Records
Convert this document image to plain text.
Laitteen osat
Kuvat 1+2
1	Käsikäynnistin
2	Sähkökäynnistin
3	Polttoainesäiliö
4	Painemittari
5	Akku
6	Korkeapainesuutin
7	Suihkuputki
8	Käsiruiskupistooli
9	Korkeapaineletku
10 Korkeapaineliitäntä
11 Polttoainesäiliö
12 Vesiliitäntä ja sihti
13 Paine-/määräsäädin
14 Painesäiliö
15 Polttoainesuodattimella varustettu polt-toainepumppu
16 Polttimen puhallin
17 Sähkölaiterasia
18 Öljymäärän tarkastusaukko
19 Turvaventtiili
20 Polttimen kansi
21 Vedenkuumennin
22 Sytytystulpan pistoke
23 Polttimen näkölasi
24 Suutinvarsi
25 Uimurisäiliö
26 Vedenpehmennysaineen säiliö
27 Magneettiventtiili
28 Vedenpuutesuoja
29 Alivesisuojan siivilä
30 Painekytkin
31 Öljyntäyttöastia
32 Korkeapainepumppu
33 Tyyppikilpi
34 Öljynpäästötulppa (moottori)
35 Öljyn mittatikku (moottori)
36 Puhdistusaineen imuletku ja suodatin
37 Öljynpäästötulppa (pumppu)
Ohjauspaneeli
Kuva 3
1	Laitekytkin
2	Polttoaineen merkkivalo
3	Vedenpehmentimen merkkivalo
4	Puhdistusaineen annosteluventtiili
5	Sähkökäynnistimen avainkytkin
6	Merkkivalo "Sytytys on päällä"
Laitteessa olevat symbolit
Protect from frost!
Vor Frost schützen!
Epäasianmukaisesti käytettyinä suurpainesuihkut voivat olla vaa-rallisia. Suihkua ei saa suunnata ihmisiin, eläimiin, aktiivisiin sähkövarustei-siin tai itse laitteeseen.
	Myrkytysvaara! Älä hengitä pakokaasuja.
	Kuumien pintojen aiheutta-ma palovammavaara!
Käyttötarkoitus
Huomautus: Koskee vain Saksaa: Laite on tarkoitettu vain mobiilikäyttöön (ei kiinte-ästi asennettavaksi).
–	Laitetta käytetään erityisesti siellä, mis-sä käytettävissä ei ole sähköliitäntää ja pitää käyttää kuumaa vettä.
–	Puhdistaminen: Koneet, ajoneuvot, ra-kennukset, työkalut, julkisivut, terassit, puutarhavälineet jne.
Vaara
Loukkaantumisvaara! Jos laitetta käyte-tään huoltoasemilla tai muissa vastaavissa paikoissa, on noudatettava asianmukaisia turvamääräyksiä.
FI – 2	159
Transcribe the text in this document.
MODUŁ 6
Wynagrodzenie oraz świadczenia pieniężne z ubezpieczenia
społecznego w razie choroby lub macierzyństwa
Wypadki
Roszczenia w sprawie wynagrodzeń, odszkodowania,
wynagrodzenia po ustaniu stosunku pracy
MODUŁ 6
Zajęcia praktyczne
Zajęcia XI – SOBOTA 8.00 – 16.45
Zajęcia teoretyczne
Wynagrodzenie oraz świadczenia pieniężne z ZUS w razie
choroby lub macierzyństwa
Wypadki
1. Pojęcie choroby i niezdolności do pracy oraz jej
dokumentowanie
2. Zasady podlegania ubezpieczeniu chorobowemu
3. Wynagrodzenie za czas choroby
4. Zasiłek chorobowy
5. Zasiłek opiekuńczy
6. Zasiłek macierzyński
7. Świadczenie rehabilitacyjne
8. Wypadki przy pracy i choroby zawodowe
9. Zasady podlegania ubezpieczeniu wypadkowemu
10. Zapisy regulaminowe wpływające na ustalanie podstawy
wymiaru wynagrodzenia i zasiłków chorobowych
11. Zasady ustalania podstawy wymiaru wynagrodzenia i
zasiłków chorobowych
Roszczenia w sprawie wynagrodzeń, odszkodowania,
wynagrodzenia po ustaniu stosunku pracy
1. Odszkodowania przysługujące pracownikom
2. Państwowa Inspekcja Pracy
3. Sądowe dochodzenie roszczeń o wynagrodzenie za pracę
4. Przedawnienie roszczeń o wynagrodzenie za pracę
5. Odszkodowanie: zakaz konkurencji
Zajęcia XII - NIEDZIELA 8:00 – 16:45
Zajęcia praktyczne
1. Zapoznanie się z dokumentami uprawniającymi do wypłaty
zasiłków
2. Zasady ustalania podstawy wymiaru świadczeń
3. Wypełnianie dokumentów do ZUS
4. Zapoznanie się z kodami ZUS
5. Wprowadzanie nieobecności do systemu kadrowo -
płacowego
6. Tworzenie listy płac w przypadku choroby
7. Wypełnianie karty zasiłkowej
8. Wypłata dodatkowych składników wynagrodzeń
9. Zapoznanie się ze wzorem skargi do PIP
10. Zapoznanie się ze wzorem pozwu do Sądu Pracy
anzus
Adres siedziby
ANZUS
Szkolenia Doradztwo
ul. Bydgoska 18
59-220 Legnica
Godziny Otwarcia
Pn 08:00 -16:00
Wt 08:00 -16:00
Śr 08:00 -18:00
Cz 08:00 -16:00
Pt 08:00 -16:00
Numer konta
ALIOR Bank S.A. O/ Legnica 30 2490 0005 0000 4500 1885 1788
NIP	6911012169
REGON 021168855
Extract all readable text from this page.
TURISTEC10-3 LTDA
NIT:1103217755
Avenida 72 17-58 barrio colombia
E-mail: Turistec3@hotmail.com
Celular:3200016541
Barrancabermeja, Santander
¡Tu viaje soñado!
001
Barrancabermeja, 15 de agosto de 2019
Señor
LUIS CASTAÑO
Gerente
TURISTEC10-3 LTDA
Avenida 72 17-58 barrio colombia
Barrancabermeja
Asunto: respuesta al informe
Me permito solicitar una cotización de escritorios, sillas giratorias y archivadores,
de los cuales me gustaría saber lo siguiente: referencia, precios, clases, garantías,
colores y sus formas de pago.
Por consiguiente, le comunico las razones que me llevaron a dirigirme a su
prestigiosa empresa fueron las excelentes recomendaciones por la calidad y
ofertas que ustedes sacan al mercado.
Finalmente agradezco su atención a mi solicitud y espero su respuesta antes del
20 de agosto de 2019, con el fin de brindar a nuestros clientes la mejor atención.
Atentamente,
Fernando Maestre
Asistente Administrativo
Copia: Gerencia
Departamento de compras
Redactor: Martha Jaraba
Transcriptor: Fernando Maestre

* To be done: Copy out each line in the preceding records that contains "oraz".

* Solution to this problem:
Wynagrodzenie oraz świadczenia pieniężne z ubezpieczenia
Wynagrodzenie oraz świadczenia pieniężne z ZUS w razie
1. Pojęcie choroby i niezdolności do pracy oraz jej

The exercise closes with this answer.